▸ Exercise details: Type out the material below exactly.

Dataset entries:
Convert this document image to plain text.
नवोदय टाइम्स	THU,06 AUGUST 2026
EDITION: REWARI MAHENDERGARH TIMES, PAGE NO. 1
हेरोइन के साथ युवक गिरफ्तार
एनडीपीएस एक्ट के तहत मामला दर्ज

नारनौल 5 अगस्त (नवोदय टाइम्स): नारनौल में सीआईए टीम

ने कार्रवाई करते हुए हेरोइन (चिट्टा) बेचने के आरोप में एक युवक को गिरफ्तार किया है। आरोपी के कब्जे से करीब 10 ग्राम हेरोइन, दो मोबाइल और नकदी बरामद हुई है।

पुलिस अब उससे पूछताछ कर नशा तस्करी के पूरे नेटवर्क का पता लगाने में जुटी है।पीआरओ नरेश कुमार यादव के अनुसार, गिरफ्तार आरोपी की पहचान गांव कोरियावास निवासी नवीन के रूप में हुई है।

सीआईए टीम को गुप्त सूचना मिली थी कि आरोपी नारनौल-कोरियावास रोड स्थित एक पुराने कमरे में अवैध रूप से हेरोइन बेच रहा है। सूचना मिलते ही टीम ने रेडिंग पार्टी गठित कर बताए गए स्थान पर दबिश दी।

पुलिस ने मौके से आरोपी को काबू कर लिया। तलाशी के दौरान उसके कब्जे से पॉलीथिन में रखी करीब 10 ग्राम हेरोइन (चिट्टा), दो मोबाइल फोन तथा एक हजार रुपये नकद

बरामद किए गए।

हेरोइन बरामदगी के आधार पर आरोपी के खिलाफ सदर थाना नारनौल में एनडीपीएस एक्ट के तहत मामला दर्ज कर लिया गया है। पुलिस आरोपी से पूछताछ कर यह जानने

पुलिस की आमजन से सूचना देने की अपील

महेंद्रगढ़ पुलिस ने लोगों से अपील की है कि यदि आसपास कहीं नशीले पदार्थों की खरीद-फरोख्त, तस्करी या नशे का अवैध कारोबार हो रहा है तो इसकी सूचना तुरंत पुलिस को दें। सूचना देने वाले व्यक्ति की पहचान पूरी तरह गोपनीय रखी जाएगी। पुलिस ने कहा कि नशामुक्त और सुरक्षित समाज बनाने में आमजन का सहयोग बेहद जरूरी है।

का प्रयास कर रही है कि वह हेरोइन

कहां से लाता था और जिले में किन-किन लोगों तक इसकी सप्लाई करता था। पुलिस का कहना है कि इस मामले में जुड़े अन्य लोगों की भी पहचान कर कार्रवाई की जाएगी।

▸ Answer for the task:
Convert this document image to plain text.
नवोदय टाइम्स	THU,06 AUGUST 2026
EDITION: REWARI MAHENDERGARH TIMES, PAGE NO. 1
हेरोइन के साथ युवक गिरफ्तार
एनडीपीएस एक्ट के तहत मामला दर्ज

नारनौल 5 अगस्त (नवोदय टाइम्स): नारनौल में सीआईए टीम

ने कार्रवाई करते हुए हेरोइन (चिट्टा) बेचने के आरोप में एक युवक को गिरफ्तार किया है। आरोपी के कब्जे से करीब 10 ग्राम हेरोइन, दो मोबाइल और नकदी बरामद हुई है।

पुलिस अब उससे पूछताछ कर नशा तस्करी के पूरे नेटवर्क का पता लगाने में जुटी है।पीआरओ नरेश कुमार यादव के अनुसार, गिरफ्तार आरोपी की पहचान गांव कोरियावास निवासी नवीन के रूप में हुई है।

सीआईए टीम को गुप्त सूचना मिली थी कि आरोपी नारनौल-कोरियावास रोड स्थित एक पुराने कमरे में अवैध रूप से हेरोइन बेच रहा है। सूचना मिलते ही टीम ने रेडिंग पार्टी गठित कर बताए गए स्थान पर दबिश दी।

पुलिस ने मौके से आरोपी को काबू कर लिया। तलाशी के दौरान उसके कब्जे से पॉलीथिन में रखी करीब 10 ग्राम हेरोइन (चिट्टा), दो मोबाइल फोन तथा एक हजार रुपये नकद

बरामद किए गए।

हेरोइन बरामदगी के आधार पर आरोपी के खिलाफ सदर थाना नारनौल में एनडीपीएस एक्ट के तहत मामला दर्ज कर लिया गया है। पुलिस आरोपी से पूछताछ कर यह जानने

पुलिस की आमजन से सूचना देने की अपील

महेंद्रगढ़ पुलिस ने लोगों से अपील की है कि यदि आसपास कहीं नशीले पदार्थों की खरीद-फरोख्त, तस्करी या नशे का अवैध कारोबार हो रहा है तो इसकी सूचना तुरंत पुलिस को दें। सूचना देने वाले व्यक्ति की पहचान पूरी तरह गोपनीय रखी जाएगी। पुलिस ने कहा कि नशामुक्त और सुरक्षित समाज बनाने में आमजन का सहयोग बेहद जरूरी है।

का प्रयास कर रही है कि वह हेरोइन

कहां से लाता था और जिले में किन-किन लोगों तक इसकी सप्लाई करता था। पुलिस का कहना है कि इस मामले में जुड़े अन्य लोगों की भी पहचान कर कार्रवाई की जाएगी।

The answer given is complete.